WHAT YOU NEED TO DO: Collect all lines containing the word "Match" from the data.

[Data records]
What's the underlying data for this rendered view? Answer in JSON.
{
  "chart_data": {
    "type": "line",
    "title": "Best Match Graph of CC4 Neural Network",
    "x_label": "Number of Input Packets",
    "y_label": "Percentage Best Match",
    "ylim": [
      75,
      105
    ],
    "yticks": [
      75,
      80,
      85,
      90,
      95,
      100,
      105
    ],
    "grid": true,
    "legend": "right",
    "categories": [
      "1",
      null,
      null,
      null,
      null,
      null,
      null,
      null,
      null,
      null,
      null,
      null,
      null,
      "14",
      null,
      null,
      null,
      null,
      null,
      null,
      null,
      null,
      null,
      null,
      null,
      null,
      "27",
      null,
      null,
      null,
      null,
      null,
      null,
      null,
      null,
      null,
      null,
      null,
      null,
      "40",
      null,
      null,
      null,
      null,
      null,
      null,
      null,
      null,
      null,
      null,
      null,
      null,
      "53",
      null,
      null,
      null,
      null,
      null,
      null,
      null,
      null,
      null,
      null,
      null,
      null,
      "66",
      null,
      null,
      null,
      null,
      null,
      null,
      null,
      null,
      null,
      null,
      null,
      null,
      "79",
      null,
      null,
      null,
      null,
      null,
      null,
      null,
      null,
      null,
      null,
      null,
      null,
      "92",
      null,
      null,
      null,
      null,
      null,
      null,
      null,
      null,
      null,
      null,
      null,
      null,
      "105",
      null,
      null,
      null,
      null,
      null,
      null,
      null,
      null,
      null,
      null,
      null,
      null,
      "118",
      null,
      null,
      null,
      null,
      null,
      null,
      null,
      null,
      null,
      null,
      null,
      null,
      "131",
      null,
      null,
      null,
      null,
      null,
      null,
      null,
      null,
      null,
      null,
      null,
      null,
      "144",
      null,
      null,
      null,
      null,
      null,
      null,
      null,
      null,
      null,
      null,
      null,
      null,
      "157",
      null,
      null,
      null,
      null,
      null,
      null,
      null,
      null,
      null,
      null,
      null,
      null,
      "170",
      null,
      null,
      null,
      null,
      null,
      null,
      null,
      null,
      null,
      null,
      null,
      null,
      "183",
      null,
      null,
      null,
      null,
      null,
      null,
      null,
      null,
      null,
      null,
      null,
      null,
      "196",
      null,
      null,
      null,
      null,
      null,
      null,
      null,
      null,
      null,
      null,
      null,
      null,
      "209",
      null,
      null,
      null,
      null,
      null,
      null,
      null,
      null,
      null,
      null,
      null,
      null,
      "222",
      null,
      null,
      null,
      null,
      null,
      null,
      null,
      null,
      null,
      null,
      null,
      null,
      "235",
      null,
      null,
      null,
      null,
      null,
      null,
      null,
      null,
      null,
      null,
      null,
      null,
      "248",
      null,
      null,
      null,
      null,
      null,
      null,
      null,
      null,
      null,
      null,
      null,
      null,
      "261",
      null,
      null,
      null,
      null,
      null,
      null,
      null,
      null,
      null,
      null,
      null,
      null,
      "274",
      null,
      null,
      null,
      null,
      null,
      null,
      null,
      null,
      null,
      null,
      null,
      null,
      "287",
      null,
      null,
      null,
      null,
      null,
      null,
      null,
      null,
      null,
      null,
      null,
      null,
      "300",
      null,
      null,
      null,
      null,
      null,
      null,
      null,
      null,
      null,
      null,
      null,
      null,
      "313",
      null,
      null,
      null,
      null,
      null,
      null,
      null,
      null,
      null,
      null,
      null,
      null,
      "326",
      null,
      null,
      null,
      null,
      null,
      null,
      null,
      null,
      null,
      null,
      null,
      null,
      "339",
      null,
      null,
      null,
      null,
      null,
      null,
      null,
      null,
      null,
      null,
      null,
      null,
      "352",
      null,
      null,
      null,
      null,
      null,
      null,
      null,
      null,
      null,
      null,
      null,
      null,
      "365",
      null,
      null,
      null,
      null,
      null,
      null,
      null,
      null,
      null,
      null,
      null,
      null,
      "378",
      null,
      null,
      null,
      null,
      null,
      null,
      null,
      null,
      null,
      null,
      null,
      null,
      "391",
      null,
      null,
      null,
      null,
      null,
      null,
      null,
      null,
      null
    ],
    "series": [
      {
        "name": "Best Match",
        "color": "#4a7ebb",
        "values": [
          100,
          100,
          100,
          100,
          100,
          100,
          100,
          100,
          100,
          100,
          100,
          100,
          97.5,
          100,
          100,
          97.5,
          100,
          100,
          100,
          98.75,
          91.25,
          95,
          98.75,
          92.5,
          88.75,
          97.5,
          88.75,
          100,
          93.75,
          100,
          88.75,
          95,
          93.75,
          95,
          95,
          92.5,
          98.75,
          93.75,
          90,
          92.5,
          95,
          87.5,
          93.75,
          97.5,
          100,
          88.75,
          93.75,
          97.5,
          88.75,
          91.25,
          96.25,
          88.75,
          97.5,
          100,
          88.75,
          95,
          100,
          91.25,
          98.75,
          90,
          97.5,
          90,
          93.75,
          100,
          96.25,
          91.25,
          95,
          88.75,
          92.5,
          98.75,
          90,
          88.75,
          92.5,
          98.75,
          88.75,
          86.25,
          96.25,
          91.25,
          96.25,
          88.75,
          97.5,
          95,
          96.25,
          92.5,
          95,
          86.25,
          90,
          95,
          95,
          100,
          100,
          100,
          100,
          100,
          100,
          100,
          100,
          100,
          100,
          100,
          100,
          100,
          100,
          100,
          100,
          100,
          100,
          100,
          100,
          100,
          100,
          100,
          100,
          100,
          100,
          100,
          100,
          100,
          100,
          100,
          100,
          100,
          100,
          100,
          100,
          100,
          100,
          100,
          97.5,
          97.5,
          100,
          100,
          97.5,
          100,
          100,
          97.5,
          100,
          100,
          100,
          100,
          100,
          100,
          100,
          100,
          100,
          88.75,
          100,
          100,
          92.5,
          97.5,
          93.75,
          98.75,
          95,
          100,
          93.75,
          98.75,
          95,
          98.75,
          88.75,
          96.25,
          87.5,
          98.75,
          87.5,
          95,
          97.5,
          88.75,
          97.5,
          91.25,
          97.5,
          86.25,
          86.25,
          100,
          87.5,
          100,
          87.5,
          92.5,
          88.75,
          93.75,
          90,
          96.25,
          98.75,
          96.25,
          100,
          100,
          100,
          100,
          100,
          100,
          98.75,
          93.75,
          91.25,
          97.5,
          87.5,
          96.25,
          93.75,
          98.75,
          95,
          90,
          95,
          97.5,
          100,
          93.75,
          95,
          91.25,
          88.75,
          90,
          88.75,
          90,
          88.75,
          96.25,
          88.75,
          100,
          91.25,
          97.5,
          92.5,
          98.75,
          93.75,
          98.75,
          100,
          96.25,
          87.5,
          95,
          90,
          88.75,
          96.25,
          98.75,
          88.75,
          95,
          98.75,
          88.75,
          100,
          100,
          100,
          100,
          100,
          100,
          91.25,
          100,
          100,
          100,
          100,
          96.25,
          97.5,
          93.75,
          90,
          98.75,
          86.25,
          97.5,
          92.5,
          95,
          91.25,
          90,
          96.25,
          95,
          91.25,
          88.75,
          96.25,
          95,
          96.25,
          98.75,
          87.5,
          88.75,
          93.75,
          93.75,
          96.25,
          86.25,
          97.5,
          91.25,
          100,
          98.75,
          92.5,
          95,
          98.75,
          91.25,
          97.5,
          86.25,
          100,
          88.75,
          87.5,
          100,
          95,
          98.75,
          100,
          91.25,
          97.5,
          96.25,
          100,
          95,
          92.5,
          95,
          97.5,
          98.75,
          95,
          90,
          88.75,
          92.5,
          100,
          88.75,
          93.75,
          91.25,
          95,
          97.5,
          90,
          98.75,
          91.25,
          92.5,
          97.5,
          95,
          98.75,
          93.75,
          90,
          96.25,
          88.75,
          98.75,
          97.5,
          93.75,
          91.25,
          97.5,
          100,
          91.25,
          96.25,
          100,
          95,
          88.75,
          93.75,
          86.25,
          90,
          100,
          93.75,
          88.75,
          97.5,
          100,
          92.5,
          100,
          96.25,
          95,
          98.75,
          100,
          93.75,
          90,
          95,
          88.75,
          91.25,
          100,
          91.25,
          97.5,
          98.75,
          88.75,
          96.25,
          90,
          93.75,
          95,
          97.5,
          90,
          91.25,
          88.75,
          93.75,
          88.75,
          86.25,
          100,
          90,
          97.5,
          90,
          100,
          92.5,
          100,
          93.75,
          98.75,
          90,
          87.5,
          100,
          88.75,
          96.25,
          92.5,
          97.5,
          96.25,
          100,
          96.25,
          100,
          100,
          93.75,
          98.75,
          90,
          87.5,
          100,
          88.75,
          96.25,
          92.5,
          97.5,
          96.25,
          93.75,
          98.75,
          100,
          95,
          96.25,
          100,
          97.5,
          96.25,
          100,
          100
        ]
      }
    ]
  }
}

THE OUTPUT:
    "title": "Best Match Graph of CC4 Neural Network",
    "y_label": "Percentage Best Match",
        "name": "Best Match",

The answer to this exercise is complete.